→ Extract:
## BEGIN

R/coxed.package.R

#' Duration-Based Quantities of Interest and Simulation Methods for the Cox Proportional Hazards Model
#'
#' The Cox proportional hazards model (implemented in R with \code{\link[survival]{coxph}} in the \code{survival}
#' package or with \code{\link[rms]{cph}} in the \code{rms} package) is one of the most frequently used estimators
#' in duration (survival) analysis. Because it is estimated using only the observed durations' rank ordering, typical
#' quantities of interest used to communicate results of the Cox model come from the hazard function (e.g., hazard ratios
#' or percentage changes in the hazard rate). These quantities are substantively vague and difficult for many audiences
#' of research to understand. The \code{coxed} package introduces a suite of methods to address these problems.
#' The package allows researchers to calculate duration-based quantities from Cox model results, such as the expected
#' duration (or survival time) given covariate values and marginal changes in duration for a specified change in a
#' covariate. These duration-based quantities often match better with researchers' substantive interests and are
#' easily understood by most readers.
#' In addition, no standard method exists for simulating durations directly from the Cox model's data generating
#' process because it does not assume a distributional form for the baseline hazard function. The \code{coxed} package
#' also contains functions to simulate general duration data that does not rely on an assumption of any particular parametric
#' hazard function.
#' @section Duration-Based Quantities of Interest for the Cox Model:
#'
#' The \code{\link[coxed]{coxed}} function generates expected durations for individual
#' observations and/or marginal changes in expected duration given a change in a covariate
#' from the Cox proportional hazards model. Specifically, the methods can compute (1) the
#' expected duration for each observation used to fit the Cox model, given the covariates,
#' (2) the expected duration for a "new" observation with a covariate profile set by the
#' analyst, or (3) the first difference, or change, in expected duration given two new data frames.
#'
#' There are two different methods of generating duration-based quantities in the package.

## END

→ Given information:
## BEGIN

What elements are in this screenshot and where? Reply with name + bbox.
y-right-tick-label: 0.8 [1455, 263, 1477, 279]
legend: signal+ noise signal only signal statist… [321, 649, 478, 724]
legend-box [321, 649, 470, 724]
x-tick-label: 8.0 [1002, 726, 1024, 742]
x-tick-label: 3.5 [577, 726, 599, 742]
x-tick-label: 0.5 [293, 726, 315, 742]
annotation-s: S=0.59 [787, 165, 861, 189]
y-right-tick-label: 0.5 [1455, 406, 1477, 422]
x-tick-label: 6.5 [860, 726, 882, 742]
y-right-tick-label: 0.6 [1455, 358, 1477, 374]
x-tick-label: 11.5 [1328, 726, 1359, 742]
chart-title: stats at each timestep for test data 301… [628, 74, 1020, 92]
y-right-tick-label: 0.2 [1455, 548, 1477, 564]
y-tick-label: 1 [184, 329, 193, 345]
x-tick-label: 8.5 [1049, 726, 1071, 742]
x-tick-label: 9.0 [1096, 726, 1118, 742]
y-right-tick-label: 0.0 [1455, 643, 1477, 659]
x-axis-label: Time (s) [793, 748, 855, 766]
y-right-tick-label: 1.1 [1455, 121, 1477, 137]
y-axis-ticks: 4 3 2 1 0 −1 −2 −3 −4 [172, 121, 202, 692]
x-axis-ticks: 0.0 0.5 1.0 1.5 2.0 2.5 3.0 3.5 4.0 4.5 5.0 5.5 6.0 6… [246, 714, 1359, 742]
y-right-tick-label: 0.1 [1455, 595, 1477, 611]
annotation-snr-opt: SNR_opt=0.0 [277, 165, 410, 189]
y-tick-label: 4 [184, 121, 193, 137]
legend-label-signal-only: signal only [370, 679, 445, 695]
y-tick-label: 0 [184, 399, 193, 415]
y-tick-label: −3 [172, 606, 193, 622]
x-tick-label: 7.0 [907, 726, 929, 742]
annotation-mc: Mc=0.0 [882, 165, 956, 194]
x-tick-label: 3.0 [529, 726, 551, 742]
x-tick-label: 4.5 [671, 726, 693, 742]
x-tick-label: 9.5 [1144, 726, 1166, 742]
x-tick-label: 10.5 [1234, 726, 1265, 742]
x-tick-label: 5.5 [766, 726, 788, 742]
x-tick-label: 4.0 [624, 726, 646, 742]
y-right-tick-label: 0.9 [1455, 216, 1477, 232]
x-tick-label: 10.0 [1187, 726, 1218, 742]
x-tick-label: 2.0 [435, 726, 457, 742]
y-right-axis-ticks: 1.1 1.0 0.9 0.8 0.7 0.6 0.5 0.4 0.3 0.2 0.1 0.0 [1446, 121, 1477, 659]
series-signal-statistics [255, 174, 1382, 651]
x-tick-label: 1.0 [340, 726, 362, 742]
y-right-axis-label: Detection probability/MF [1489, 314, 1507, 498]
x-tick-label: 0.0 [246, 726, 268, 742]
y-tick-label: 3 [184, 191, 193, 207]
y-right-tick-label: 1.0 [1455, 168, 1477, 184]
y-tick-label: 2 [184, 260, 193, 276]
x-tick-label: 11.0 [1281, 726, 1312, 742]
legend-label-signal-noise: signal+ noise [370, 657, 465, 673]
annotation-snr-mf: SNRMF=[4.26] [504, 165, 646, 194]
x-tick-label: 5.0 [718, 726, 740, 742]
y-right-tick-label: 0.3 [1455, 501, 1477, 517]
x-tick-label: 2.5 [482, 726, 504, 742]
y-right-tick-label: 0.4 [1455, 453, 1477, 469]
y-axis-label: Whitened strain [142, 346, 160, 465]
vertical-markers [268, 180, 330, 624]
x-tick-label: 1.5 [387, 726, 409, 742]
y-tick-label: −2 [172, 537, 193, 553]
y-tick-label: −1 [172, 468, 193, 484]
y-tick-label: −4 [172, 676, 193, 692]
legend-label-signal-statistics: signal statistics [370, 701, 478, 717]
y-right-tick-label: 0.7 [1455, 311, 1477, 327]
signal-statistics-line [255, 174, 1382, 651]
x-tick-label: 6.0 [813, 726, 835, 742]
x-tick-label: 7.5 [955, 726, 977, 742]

## END

→ Direction: Update the coxed package documentation from "#' In addition, no" up to and including "#' hazard function.", replacing "parametric" with "specific".

→ Final result:
#' In addition, no standard method exists for simulating durations directly from the Cox model's data generating
#' process because it does not assume a distributional form for the baseline hazard function. The \code{coxed} package
#' also contains functions to simulate general duration data that does not rely on an assumption of any particular specific
#' hazard function.